On le sait tous, l’essor de ChatGPT en novembre 2022 a fait naître de nombreuses entreprises spécialisés en IA avec chacun des différences notables en termes d’usage et d’expertise.
Chaque nouveau modèle d’IA se présente en dépassant son prédécesseur. Quelques mois plus tard, ce même modèle devient la référence qu’un autre affirme avoir surpassée. La course aux benchmarks tourne en rond. La vérité se trouve ailleurs, chaque modèle peut répondre à un besoin différent en fonction de l’utilisateur.
Si vous êtes perdu pour savoir quel IA générative utiliser pour votre usage, le ministère de la culture a crée une plateforme unique en Europe permettant de comparer un modèle selon l’usage final : COMPAR.IA
À l’origine de Compar.IA
La démarche de Compar.IA s’inscrit dans une volonté de réduire les biais culturels et linguistiques de l’IA issus de la phase d’entraînement. En effet, les IA conversationnelles s’appuient la plupart du temps, sur des corpus de données en anglais. Ce qui crée des biais linguistiques et culturels dans les résultats qu’ils produisent.

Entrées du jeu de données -
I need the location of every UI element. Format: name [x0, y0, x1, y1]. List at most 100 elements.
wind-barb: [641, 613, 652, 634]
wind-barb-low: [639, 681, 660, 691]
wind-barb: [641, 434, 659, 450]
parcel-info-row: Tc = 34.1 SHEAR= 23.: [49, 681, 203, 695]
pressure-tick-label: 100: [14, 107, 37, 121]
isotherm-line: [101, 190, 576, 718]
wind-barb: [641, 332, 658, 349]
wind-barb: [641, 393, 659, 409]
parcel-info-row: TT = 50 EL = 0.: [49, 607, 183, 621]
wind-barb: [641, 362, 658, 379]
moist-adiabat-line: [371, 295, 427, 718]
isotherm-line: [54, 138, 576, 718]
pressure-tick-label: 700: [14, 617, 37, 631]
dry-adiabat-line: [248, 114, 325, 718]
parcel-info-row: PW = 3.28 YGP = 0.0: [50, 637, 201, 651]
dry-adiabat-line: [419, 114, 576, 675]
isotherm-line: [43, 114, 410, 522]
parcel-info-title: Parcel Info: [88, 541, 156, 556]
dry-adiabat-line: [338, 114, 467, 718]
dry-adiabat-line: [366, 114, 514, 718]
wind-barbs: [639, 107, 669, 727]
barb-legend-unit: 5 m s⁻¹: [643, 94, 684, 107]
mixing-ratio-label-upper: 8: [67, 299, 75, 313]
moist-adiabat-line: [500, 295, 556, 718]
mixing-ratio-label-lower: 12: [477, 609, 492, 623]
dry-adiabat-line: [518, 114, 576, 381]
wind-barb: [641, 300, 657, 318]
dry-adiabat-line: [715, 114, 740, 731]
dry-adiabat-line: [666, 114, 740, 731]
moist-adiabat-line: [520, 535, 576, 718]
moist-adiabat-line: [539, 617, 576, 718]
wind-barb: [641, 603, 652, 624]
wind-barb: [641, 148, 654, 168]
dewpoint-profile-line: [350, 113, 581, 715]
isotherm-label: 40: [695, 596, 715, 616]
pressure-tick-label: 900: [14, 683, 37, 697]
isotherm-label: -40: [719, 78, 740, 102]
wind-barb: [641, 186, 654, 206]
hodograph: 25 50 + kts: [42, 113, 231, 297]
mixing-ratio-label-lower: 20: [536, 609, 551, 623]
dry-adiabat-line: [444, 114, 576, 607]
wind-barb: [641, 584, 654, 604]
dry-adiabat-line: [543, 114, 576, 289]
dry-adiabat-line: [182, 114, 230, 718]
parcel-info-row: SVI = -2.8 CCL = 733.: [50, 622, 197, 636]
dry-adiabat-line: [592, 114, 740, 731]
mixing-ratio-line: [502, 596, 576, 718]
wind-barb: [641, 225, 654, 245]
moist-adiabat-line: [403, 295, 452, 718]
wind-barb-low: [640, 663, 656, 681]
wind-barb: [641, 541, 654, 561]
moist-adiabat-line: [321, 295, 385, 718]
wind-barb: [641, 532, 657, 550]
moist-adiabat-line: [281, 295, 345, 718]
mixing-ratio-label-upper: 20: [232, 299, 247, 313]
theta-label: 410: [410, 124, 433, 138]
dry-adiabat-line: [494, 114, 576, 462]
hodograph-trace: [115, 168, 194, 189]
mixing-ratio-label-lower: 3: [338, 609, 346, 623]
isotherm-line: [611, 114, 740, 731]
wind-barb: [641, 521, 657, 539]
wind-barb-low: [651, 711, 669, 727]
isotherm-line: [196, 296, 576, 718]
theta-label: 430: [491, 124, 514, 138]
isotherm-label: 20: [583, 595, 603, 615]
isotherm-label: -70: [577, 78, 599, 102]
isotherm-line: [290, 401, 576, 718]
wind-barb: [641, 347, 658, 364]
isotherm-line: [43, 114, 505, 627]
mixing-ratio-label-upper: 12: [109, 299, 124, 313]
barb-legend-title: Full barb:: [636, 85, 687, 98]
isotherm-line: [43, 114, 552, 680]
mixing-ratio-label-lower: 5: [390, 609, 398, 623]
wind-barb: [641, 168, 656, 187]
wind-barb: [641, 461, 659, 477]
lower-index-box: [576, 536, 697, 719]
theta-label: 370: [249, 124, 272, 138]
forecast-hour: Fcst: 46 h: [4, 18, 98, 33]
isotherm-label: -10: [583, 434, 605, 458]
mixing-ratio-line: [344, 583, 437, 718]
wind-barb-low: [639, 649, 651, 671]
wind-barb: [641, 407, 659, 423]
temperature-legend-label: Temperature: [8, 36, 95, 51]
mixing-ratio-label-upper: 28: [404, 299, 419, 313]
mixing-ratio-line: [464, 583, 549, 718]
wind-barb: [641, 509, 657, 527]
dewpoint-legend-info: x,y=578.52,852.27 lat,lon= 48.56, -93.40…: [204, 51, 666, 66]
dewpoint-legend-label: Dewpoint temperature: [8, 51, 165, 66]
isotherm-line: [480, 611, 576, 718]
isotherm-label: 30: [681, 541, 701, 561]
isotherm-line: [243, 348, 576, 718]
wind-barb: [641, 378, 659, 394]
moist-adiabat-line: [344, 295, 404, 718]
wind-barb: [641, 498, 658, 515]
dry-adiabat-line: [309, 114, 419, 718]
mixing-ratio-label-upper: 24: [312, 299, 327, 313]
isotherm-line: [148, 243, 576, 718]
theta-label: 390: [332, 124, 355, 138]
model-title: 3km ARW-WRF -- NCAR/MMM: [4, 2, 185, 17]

QUESTIONS À TRAITER -
1. Répondez à ces questions sur le texte consacré à Compar.IA :
(a) Quel événement de novembre 2022 le texte mentionne-t-il ?
(b) Quelle institution a créé la plateforme Compar.IA ?
(c) Sur quels corpus les IA conversationnelles s'appuient-elles la plupart du temps ?
2. Poursuivez le texte sur Compar.IA après sa dernière phrase.
Les entrées proviennent d'une autre source que le texte.

RÉPONSES ATTENDUES -
1.
(a) L'essor de ChatGPT.
(b) Le ministère de la culture.
(c) Sur des corpus de données en anglais.

2.
C’est ainsi que la plateforme Compar.IA est née avec l’ambition de réduire les biais culturels et linguistiques. Pour cela, la plateforme propose une approche comparative et participative. En détail, celle-ci s’appuie sur deux principaux leviers :
- Une couche supplémentaire d’entraînement : Celle-ci consiste à apprendre au modèle à être plus pertinent dans ses réponses, soit plus honnête (capacité à dire qu’elle ne sait pas quand elle manque de données). Aussi, elle est aussi entraîné pour ne pas générer du contenu offensant
- Jeux de donnés spécifiques : Usage de données de préférence. C’est à dire des données rédigées par des annotateurs experts associés à des consignes de style d’écriture. Les données de préférence incluent les données spécialisées couvrant des domaines spécifiques (médecine,droit, éducation…)
Une démarche participative qui s’appuie sur la communauté
Après la conception d’un prototype à l’été 2024, Compar.IA a été officiellement déployé au grand public à l’occasion du sommet de la francophonie à Villers Cotterêts. Une seconde version de la plateforme a été lancé moins de trois mois plus tard en janvier 2025. La mise à jour intègre de nouvelle fonctionnalités dont la possibilité pour les utilisateurs de voter à l’aveugle pour le meilleur modèle parmi 2 propositions.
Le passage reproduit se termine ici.